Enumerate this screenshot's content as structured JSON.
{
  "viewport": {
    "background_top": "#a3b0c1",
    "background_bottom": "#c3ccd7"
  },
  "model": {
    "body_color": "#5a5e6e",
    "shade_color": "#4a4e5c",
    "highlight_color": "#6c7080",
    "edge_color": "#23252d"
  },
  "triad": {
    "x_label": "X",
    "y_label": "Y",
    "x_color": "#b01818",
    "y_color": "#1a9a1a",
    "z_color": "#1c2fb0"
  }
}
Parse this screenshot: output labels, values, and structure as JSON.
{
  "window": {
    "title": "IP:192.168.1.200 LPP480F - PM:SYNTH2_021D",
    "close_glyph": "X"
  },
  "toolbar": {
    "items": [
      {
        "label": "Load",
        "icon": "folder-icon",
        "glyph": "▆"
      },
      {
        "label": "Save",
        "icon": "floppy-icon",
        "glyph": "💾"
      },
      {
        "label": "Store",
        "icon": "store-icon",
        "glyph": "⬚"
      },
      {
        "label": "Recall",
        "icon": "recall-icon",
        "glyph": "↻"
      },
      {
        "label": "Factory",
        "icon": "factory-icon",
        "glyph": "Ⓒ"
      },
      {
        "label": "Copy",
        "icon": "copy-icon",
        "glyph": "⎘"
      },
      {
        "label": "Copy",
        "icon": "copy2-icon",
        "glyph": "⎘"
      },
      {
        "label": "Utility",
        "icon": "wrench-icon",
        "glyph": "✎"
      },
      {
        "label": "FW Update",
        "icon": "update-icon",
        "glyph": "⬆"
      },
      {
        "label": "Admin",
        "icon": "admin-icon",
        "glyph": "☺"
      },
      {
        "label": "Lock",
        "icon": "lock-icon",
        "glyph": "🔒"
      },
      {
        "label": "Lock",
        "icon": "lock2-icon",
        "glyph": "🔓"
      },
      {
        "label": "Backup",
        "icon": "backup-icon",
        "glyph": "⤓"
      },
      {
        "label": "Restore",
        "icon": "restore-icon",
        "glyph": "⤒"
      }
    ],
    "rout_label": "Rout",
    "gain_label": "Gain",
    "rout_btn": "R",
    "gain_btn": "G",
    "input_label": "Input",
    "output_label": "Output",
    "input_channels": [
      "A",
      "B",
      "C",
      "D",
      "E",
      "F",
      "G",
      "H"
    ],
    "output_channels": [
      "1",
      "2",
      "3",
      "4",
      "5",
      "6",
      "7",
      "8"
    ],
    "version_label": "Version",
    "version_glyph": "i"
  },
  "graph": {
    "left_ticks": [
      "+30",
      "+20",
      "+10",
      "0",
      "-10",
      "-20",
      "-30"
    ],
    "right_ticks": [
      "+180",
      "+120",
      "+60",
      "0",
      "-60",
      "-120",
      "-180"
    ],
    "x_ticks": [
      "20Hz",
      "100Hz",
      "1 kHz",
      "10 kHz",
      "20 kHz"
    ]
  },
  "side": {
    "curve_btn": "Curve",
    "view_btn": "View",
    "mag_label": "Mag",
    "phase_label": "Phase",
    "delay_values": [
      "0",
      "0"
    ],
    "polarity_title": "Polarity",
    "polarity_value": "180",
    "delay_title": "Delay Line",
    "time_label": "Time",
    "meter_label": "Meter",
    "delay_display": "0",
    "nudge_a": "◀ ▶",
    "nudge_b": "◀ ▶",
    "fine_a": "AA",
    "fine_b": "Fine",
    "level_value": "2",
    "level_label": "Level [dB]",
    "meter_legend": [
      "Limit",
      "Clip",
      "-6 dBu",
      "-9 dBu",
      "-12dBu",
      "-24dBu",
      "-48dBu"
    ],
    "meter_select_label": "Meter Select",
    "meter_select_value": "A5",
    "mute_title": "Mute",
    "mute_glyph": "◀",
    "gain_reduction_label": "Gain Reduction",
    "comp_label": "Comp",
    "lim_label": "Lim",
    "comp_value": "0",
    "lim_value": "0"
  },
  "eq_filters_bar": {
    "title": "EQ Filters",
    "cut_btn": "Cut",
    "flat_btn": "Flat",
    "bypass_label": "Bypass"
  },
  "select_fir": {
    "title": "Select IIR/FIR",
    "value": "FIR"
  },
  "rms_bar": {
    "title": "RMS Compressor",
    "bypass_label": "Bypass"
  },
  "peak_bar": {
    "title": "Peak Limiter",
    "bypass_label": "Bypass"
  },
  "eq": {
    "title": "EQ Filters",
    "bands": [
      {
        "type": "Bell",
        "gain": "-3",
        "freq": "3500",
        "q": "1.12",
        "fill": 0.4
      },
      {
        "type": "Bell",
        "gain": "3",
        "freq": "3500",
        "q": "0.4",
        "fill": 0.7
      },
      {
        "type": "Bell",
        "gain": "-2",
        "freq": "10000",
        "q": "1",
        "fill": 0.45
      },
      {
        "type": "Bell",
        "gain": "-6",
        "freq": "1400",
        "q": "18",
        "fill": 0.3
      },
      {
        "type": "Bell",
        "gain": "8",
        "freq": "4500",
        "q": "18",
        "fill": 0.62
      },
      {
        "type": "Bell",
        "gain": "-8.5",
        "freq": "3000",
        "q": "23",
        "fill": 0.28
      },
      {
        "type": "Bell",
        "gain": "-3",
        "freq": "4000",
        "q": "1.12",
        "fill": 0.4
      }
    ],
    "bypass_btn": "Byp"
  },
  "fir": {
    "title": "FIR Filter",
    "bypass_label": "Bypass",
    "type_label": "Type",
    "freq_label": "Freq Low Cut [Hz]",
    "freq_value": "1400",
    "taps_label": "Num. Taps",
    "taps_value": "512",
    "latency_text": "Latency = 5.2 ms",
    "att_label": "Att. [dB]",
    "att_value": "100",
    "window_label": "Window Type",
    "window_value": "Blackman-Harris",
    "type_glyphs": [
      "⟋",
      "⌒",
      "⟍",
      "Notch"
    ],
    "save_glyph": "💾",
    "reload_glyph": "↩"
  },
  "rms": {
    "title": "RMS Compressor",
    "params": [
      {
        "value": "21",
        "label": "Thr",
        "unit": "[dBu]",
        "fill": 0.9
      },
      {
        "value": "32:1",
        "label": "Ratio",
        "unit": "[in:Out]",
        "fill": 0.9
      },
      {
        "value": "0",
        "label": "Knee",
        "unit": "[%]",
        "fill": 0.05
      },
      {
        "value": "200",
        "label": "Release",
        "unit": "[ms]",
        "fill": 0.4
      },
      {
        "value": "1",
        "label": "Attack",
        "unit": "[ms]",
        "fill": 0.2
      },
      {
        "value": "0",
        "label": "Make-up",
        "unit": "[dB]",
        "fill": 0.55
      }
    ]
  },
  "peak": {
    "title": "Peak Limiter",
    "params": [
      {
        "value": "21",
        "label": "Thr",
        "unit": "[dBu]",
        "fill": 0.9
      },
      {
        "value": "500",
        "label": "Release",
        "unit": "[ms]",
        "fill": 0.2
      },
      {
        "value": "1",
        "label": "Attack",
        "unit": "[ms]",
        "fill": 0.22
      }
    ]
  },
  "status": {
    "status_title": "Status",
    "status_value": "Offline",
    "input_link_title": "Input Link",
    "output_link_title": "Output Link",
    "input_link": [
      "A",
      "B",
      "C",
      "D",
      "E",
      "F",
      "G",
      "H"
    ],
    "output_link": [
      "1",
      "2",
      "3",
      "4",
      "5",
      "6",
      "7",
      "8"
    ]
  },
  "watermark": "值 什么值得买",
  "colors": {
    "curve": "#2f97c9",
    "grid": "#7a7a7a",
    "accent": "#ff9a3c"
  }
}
====
* _Stated problem_: Repeat all the records. Match each line exactly.

* _Finished answer_:
Enumerate this screenshot's content as structured JSON.
{
  "viewport": {
    "background_top": "#a3b0c1",
    "background_bottom": "#c3ccd7"
  },
  "model": {
    "body_color": "#5a5e6e",
    "shade_color": "#4a4e5c",
    "highlight_color": "#6c7080",
    "edge_color": "#23252d"
  },
  "triad": {
    "x_label": "X",
    "y_label": "Y",
    "x_color": "#b01818",
    "y_color": "#1a9a1a",
    "z_color": "#1c2fb0"
  }
}
Parse this screenshot: output labels, values, and structure as JSON.
{
  "window": {
    "title": "IP:192.168.1.200 LPP480F - PM:SYNTH2_021D",
    "close_glyph": "X"
  },
  "toolbar": {
    "items": [
      {
        "label": "Load",
        "icon": "folder-icon",
        "glyph": "▆"
      },
      {
        "label": "Save",
        "icon": "floppy-icon",
        "glyph": "💾"
      },
      {
        "label": "Store",
        "icon": "store-icon",
        "glyph": "⬚"
      },
      {
        "label": "Recall",
        "icon": "recall-icon",
        "glyph": "↻"
      },
      {
        "label": "Factory",
        "icon": "factory-icon",
        "glyph": "Ⓒ"
      },
      {
        "label": "Copy",
        "icon": "copy-icon",
        "glyph": "⎘"
      },
      {
        "label": "Copy",
        "icon": "copy2-icon",
        "glyph": "⎘"
      },
      {
        "label": "Utility",
        "icon": "wrench-icon",
        "glyph": "✎"
      },
      {
        "label": "FW Update",
        "icon": "update-icon",
        "glyph": "⬆"
      },
      {
        "label": "Admin",
        "icon": "admin-icon",
        "glyph": "☺"
      },
      {
        "label": "Lock",
        "icon": "lock-icon",
        "glyph": "🔒"
      },
      {
        "label": "Lock",
        "icon": "lock2-icon",
        "glyph": "🔓"
      },
      {
        "label": "Backup",
        "icon": "backup-icon",
        "glyph": "⤓"
      },
      {
        "label": "Restore",
        "icon": "restore-icon",
        "glyph": "⤒"
      }
    ],
    "rout_label": "Rout",
    "gain_label": "Gain",
    "rout_btn": "R",
    "gain_btn": "G",
    "input_label": "Input",
    "output_label": "Output",
    "input_channels": [
      "A",
      "B",
      "C",
      "D",
      "E",
      "F",
      "G",
      "H"
    ],
    "output_channels": [
      "1",
      "2",
      "3",
      "4",
      "5",
      "6",
      "7",
      "8"
    ],
    "version_label": "Version",
    "version_glyph": "i"
  },
  "graph": {
    "left_ticks": [
      "+30",
      "+20",
      "+10",
      "0",
      "-10",
      "-20",
      "-30"
    ],
    "right_ticks": [
      "+180",
      "+120",
      "+60",
      "0",
      "-60",
      "-120",
      "-180"
    ],
    "x_ticks": [
      "20Hz",
      "100Hz",
      "1 kHz",
      "10 kHz",
      "20 kHz"
    ]
  },
  "side": {
    "curve_btn": "Curve",
    "view_btn": "View",
    "mag_label": "Mag",
    "phase_label": "Phase",
    "delay_values": [
      "0",
      "0"
    ],
    "polarity_title": "Polarity",
    "polarity_value": "180",
    "delay_title": "Delay Line",
    "time_label": "Time",
    "meter_label": "Meter",
    "delay_display": "0",
    "nudge_a": "◀ ▶",
    "nudge_b": "◀ ▶",
    "fine_a": "AA",
    "fine_b": "Fine",
    "level_value": "2",
    "level_label": "Level [dB]",
    "meter_legend": [
      "Limit",
      "Clip",
      "-6 dBu",
      "-9 dBu",
      "-12dBu",
      "-24dBu",
      "-48dBu"
    ],
    "meter_select_label": "Meter Select",
    "meter_select_value": "A5",
    "mute_title": "Mute",
    "mute_glyph": "◀",
    "gain_reduction_label": "Gain Reduction",
    "comp_label": "Comp",
    "lim_label": "Lim",
    "comp_value": "0",
    "lim_value": "0"
  },
  "eq_filters_bar": {
    "title": "EQ Filters",
    "cut_btn": "Cut",
    "flat_btn": "Flat",
    "bypass_label": "Bypass"
  },
  "select_fir": {
    "title": "Select IIR/FIR",
    "value": "FIR"
  },
  "rms_bar": {
    "title": "RMS Compressor",
    "bypass_label": "Bypass"
  },
  "peak_bar": {
    "title": "Peak Limiter",
    "bypass_label": "Bypass"
  },
  "eq": {
    "title": "EQ Filters",
    "bands": [
      {
        "type": "Bell",
        "gain": "-3",
        "freq": "3500",
        "q": "1.12",
        "fill": 0.4
      },
      {
        "type": "Bell",
        "gain": "3",
        "freq": "3500",
        "q": "0.4",
        "fill": 0.7
      },
      {
        "type": "Bell",
        "gain": "-2",
        "freq": "10000",
        "q": "1",
        "fill": 0.45
      },
      {
        "type": "Bell",
        "gain": "-6",
        "freq": "1400",
        "q": "18",
        "fill": 0.3
      },
      {
        "type": "Bell",
        "gain": "8",
        "freq": "4500",
        "q": "18",
        "fill": 0.62
      },
      {
        "type": "Bell",
        "gain": "-8.5",
        "freq": "3000",
        "q": "23",
        "fill": 0.28
      },
      {
        "type": "Bell",
        "gain": "-3",
        "freq": "4000",
        "q": "1.12",
        "fill": 0.4
      }
    ],
    "bypass_btn": "Byp"
  },
  "fir": {
    "title": "FIR Filter",
    "bypass_label": "Bypass",
    "type_label": "Type",
    "freq_label": "Freq Low Cut [Hz]",
    "freq_value": "1400",
    "taps_label": "Num. Taps",
    "taps_value": "512",
    "latency_text": "Latency = 5.2 ms",
    "att_label": "Att. [dB]",
    "att_value": "100",
    "window_label": "Window Type",
    "window_value": "Blackman-Harris",
    "type_glyphs": [
      "⟋",
      "⌒",
      "⟍",
      "Notch"
    ],
    "save_glyph": "💾",
    "reload_glyph": "↩"
  },
  "rms": {
    "title": "RMS Compressor",
    "params": [
      {
        "value": "21",
        "label": "Thr",
        "unit": "[dBu]",
        "fill": 0.9
      },
      {
        "value": "32:1",
        "label": "Ratio",
        "unit": "[in:Out]",
        "fill": 0.9
      },
      {
        "value": "0",
        "label": "Knee",
        "unit": "[%]",
        "fill": 0.05
      },
      {
        "value": "200",
        "label": "Release",
        "unit": "[ms]",
        "fill": 0.4
      },
      {
        "value": "1",
        "label": "Attack",
        "unit": "[ms]",
        "fill": 0.2
      },
      {
        "value": "0",
        "label": "Make-up",
        "unit": "[dB]",
        "fill": 0.55
      }
    ]
  },
  "peak": {
    "title": "Peak Limiter",
    "params": [
      {
        "value": "21",
        "label": "Thr",
        "unit": "[dBu]",
        "fill": 0.9
      },
      {
        "value": "500",
        "label": "Release",
        "unit": "[ms]",
        "fill": 0.2
      },
      {
        "value": "1",
        "label": "Attack",
        "unit": "[ms]",
        "fill": 0.22
      }
    ]
  },
  "status": {
    "status_title": "Status",
    "status_value": "Offline",
    "input_link_title": "Input Link",
    "output_link_title": "Output Link",
    "input_link": [
      "A",
      "B",
      "C",
      "D",
      "E",
      "F",
      "G",
      "H"
    ],
    "output_link": [
      "1",
      "2",
      "3",
      "4",
      "5",
      "6",
      "7",
      "8"
    ]
  },
  "watermark": "值 什么值得买",
  "colors": {
    "curve": "#2f97c9",
    "grid": "#7a7a7a",
    "accent": "#ff9a3c"
  }
}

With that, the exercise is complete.